Stored data entries
● ● ● ●
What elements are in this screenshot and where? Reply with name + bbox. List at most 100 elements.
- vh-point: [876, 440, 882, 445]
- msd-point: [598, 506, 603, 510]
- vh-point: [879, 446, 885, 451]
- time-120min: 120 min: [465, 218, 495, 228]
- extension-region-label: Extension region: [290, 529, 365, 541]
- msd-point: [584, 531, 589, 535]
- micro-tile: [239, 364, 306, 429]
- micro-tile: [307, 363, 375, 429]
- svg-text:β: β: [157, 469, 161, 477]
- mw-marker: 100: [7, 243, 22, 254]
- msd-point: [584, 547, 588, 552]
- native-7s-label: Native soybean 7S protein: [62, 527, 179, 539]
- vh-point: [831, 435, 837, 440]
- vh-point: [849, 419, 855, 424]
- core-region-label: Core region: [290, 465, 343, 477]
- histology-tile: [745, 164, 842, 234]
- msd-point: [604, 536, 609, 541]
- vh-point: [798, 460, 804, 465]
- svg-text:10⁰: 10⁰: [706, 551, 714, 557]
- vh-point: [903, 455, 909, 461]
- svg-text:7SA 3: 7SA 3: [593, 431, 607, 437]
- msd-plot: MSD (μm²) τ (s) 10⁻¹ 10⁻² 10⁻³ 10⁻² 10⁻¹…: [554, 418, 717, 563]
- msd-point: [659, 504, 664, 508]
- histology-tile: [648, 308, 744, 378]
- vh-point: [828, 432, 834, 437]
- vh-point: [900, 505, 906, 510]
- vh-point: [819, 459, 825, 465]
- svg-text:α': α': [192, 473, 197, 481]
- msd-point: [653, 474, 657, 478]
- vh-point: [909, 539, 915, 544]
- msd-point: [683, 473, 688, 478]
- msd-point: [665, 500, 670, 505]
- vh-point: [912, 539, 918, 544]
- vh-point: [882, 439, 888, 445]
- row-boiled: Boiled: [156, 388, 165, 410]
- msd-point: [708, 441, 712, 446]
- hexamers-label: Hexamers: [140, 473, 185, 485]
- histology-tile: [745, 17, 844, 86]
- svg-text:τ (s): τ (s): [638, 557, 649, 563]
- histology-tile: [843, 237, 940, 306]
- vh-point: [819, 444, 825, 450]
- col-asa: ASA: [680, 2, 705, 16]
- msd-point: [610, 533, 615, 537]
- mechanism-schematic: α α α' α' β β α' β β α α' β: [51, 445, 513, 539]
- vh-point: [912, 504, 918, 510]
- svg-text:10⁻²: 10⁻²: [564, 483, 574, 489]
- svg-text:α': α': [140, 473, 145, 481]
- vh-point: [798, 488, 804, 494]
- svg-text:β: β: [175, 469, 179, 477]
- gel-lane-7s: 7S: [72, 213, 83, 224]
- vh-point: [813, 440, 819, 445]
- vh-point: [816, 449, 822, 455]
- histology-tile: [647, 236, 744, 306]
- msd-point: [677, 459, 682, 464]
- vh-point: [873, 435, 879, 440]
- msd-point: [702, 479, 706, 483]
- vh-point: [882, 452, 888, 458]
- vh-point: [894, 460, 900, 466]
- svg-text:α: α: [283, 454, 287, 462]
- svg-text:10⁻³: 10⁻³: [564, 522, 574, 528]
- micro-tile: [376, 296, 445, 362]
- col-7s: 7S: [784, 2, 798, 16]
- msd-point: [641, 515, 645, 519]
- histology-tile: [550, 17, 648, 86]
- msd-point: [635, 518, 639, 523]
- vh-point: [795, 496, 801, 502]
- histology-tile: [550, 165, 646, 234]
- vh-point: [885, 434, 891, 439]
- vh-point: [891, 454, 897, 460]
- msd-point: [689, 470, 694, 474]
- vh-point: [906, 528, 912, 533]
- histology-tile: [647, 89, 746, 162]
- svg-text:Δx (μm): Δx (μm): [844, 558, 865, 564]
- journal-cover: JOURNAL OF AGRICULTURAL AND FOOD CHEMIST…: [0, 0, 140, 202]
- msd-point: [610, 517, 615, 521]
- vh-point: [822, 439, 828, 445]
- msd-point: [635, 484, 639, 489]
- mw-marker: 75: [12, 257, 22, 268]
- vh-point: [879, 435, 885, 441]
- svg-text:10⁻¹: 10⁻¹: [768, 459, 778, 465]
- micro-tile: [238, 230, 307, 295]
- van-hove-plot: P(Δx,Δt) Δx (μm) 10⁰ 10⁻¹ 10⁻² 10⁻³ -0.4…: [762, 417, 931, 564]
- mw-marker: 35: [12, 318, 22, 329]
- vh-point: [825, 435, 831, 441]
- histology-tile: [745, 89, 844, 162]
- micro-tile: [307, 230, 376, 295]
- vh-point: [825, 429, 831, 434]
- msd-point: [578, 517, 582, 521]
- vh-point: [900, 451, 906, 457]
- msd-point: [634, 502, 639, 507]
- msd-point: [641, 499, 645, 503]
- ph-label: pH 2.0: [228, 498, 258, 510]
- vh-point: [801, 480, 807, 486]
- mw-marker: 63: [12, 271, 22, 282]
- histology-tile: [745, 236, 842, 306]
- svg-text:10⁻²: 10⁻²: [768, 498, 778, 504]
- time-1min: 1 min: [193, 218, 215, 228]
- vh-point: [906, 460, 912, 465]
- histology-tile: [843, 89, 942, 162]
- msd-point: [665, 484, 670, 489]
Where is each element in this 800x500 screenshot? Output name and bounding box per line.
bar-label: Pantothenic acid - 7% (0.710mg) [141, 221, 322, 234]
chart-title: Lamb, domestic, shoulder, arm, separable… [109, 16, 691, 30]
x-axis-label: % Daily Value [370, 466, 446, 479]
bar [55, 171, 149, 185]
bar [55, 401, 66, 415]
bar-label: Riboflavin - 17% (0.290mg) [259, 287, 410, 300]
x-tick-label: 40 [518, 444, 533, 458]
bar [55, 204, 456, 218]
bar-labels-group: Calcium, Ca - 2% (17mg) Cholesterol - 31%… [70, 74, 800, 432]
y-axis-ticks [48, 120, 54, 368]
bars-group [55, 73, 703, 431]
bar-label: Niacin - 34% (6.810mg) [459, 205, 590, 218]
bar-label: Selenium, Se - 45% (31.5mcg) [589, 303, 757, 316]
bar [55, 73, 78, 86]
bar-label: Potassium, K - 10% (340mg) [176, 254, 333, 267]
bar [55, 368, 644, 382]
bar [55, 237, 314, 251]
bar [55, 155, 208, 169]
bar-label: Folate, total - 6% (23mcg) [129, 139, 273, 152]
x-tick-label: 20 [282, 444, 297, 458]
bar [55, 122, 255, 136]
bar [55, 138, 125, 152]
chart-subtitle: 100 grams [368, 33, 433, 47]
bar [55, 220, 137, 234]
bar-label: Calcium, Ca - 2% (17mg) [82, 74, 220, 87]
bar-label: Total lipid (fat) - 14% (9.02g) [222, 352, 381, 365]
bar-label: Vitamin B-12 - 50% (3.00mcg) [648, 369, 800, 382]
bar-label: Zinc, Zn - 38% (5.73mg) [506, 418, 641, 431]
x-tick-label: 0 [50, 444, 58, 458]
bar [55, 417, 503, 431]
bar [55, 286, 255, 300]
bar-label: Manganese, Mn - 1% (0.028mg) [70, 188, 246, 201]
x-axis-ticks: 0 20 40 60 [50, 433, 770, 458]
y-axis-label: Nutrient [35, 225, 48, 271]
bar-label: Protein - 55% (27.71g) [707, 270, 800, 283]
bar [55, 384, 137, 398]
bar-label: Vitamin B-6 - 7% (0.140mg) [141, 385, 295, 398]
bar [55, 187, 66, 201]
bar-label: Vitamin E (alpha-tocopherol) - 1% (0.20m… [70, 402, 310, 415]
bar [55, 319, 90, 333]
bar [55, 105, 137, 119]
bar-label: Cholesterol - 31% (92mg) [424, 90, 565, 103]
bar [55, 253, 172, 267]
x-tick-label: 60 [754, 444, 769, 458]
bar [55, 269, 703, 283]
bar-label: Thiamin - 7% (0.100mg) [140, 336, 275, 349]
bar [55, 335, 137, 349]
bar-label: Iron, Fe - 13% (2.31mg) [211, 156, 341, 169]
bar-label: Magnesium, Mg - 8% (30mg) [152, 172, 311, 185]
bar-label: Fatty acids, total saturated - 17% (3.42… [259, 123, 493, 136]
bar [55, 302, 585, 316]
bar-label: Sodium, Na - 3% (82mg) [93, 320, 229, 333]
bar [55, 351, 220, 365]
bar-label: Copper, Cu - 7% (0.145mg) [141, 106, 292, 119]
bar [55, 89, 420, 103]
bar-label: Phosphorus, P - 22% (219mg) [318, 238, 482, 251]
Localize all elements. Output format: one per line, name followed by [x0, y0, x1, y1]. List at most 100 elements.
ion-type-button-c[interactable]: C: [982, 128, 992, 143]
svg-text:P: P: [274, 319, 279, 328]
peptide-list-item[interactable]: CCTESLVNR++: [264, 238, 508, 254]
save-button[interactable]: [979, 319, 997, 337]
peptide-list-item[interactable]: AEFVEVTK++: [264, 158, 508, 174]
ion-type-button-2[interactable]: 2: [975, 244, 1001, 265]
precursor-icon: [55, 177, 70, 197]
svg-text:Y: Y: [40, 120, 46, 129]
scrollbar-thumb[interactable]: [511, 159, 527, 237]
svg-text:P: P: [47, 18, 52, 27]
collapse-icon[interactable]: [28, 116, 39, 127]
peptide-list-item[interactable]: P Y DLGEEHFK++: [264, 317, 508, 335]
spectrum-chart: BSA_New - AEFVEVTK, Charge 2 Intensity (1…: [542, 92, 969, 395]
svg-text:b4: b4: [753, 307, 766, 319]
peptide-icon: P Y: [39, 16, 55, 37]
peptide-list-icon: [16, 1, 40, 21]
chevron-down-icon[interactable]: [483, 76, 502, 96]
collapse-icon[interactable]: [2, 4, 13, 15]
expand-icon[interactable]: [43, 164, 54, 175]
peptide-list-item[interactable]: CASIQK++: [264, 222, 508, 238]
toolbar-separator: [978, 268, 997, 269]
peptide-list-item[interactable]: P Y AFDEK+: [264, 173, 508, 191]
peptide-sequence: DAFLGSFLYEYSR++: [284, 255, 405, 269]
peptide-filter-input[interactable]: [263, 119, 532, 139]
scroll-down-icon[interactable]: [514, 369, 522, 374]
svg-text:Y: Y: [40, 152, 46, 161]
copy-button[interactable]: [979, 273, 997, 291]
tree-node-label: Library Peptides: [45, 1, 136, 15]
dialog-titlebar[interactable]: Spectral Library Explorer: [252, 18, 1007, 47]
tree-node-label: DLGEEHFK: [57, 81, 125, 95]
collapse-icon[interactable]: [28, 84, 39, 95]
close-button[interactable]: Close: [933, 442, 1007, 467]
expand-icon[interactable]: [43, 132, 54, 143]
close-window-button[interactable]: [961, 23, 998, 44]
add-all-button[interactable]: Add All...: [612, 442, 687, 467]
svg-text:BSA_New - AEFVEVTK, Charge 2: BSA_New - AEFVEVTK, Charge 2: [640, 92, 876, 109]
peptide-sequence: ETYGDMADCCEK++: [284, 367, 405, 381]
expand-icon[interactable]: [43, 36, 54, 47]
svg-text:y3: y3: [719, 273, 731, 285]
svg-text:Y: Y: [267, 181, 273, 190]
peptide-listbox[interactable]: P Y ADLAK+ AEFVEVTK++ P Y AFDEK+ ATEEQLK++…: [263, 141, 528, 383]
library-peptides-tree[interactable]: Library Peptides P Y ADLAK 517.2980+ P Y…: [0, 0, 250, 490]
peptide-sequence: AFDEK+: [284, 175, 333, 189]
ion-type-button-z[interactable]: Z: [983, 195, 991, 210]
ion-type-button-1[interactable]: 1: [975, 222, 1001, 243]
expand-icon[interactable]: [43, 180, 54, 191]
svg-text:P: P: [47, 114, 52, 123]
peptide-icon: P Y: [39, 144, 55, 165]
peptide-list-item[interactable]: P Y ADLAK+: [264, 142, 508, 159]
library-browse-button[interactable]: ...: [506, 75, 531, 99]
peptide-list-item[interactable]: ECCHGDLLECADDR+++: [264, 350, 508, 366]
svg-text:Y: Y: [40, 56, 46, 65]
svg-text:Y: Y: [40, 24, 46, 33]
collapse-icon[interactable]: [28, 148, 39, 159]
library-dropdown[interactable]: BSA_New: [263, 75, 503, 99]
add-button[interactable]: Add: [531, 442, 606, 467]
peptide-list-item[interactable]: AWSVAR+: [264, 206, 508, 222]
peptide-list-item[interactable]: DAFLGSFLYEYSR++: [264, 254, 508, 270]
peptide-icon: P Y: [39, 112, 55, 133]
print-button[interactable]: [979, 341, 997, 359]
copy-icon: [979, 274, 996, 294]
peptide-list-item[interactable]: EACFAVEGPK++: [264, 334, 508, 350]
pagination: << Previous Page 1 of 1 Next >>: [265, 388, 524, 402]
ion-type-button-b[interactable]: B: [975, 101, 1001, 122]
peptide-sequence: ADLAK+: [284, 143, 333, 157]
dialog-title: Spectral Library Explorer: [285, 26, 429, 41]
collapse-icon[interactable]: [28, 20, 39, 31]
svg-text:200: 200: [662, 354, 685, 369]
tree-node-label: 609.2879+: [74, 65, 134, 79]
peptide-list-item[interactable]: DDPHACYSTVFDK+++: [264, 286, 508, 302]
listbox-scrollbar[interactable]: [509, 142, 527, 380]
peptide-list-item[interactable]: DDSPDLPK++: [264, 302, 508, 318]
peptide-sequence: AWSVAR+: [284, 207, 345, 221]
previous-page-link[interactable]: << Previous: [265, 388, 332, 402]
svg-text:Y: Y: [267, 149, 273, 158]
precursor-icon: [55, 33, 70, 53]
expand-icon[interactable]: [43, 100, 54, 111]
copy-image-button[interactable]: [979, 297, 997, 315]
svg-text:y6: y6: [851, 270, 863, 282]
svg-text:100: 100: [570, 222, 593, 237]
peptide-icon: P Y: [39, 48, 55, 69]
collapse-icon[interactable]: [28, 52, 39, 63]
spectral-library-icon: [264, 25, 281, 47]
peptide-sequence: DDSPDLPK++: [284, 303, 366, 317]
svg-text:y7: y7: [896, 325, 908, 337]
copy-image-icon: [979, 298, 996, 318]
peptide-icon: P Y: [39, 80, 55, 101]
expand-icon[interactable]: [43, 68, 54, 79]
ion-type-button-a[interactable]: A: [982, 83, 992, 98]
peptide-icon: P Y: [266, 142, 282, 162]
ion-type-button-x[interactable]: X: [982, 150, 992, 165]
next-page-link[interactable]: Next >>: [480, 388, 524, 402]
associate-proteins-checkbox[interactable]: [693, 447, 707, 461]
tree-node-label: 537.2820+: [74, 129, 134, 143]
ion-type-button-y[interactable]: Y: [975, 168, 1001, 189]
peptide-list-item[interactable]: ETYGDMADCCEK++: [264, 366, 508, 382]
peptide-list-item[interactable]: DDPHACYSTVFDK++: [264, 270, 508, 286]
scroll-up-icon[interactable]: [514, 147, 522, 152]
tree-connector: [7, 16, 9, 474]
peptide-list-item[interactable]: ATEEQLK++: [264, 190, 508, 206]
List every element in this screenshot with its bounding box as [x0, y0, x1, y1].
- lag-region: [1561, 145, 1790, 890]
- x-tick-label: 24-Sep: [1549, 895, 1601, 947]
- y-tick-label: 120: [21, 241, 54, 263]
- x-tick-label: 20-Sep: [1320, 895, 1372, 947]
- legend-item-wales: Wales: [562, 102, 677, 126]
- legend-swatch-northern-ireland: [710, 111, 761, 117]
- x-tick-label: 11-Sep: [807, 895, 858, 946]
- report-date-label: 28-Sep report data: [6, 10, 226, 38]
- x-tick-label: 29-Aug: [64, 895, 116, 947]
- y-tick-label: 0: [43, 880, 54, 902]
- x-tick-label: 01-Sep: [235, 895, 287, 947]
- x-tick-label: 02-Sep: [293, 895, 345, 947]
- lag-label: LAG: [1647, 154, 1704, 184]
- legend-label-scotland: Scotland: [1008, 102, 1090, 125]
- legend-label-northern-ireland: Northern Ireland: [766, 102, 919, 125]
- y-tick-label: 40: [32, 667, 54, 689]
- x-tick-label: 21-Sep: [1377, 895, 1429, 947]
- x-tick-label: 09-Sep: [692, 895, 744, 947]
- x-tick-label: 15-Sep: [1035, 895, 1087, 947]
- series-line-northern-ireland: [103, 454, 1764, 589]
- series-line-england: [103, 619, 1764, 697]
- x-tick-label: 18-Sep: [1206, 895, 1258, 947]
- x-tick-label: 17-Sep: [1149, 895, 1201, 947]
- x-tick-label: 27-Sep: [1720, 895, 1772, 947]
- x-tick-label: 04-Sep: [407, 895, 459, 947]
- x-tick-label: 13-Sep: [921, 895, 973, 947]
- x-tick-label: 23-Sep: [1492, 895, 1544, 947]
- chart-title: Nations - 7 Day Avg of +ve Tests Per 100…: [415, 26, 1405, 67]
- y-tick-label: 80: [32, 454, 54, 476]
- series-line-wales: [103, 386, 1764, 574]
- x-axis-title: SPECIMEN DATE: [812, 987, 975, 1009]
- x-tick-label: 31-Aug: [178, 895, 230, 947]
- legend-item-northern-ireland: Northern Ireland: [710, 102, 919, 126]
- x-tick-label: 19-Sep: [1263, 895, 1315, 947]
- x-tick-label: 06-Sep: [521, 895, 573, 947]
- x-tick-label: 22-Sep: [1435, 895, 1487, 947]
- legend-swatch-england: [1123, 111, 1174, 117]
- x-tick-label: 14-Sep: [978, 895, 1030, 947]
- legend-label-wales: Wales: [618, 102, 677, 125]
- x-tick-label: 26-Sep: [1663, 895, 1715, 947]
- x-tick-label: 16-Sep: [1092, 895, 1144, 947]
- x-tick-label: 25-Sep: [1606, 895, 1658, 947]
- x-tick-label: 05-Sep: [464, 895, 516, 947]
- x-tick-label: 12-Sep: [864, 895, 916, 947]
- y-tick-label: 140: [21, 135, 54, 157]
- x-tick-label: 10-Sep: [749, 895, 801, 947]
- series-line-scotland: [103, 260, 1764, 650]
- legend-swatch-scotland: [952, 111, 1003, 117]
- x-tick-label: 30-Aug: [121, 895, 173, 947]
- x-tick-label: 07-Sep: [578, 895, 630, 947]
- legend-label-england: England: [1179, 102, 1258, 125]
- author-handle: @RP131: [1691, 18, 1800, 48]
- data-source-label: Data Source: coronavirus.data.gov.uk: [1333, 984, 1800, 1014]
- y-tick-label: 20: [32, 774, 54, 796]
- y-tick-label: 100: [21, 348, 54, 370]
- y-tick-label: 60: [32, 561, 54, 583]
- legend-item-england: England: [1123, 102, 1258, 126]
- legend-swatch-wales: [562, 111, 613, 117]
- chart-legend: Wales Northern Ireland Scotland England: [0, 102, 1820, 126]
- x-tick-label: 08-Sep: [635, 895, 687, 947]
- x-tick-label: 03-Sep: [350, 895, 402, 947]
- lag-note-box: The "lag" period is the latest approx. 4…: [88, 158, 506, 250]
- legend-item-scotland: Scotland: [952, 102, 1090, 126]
● ● ● ●
**TASK REQUIREMENTS:**
Counting only lines that contain the word "screenshot", how many are there in the records above? Give the number alone.

**ANSWER TO THIS TASK:**
3